What to produce: Transcribe the records below exactly.

>>>>>

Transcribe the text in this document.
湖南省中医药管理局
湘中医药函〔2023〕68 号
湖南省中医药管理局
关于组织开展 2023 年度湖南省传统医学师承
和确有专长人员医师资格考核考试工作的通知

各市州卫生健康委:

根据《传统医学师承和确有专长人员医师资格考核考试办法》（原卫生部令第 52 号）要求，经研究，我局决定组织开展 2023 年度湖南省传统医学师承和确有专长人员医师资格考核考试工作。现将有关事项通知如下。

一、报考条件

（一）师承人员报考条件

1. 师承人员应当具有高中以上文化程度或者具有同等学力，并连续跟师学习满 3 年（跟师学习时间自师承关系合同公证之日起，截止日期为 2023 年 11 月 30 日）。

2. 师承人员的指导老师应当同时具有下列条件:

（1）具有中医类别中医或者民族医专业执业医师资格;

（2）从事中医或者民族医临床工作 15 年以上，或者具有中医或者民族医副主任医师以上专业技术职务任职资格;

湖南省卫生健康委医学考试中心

<<<<<

Exercise solution:
Transcribe the text in this document.
湖南省中医药管理局
湘中医药函〔2023〕68 号
湖南省中医药管理局
关于组织开展 2023 年度湖南省传统医学师承
和确有专长人员医师资格考核考试工作的通知

各市州卫生健康委:

根据《传统医学师承和确有专长人员医师资格考核考试办法》（原卫生部令第 52 号）要求，经研究，我局决定组织开展 2023 年度湖南省传统医学师承和确有专长人员医师资格考核考试工作。现将有关事项通知如下。

一、报考条件

（一）师承人员报考条件

1. 师承人员应当具有高中以上文化程度或者具有同等学力，并连续跟师学习满 3 年（跟师学习时间自师承关系合同公证之日起，截止日期为 2023 年 11 月 30 日）。

2. 师承人员的指导老师应当同时具有下列条件:

（1）具有中医类别中医或者民族医专业执业医师资格;

（2）从事中医或者民族医临床工作 15 年以上，或者具有中医或者民族医副主任医师以上专业技术职务任职资格;

湖南省卫生健康委医学考试中心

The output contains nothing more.